**WHAT TO DO**
Spot every line with the word "role" and return it.

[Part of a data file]
········

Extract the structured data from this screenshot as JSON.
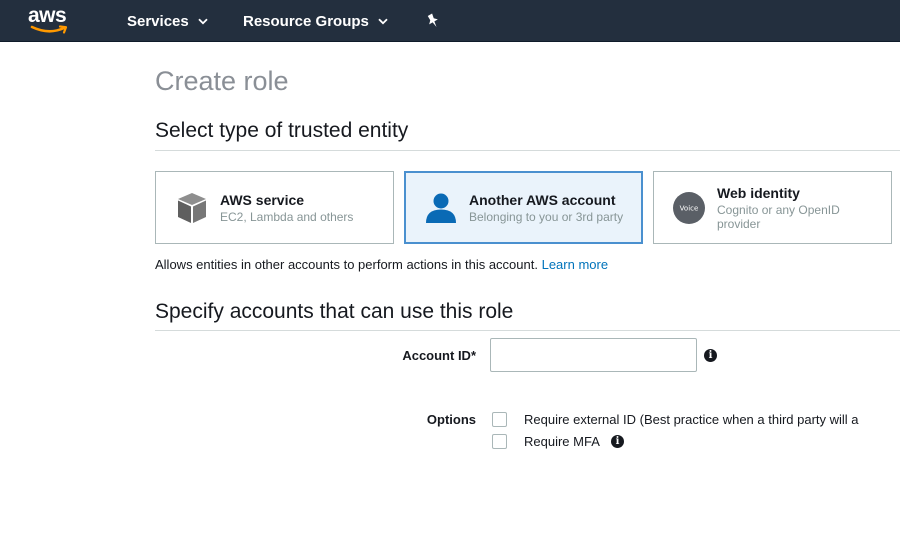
{
  "nav": {
    "logo_text": "aws",
    "services_label": "Services",
    "resource_groups_label": "Resource Groups"
  },
  "page": {
    "title": "Create role"
  },
  "trusted_entity": {
    "heading": "Select type of trusted entity",
    "cards": [
      {
        "title": "AWS service",
        "subtitle": "EC2, Lambda and others",
        "selected": false
      },
      {
        "title": "Another AWS account",
        "subtitle": "Belonging to you or 3rd party",
        "selected": true
      },
      {
        "title": "Web identity",
        "subtitle": "Cognito or any OpenID provider",
        "selected": false
      }
    ],
    "description": "Allows entities in other accounts to perform actions in this account.",
    "learn_more": "Learn more"
  },
  "accounts": {
    "heading": "Specify accounts that can use this role",
    "account_id_label": "Account ID*",
    "account_id_value": "",
    "options_label": "Options",
    "options": [
      {
        "label": "Require external ID (Best practice when a third party will a",
        "checked": false
      },
      {
        "label": "Require MFA",
        "checked": false
      }
    ]
  },
  "icons": {
    "info_glyph": "i",
    "web_identity_badge": "Voice"
  },
  "colors": {
    "nav_bg": "#232f3e",
    "selected_border": "#4a90cf",
    "selected_bg": "#eaf3fb",
    "link": "#0073bb",
    "account_icon": "#0a6ab5"
  }
}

········

**EXERCISE ANSWER**
    "title": "Create role"
    "heading": "Specify accounts that can use this role",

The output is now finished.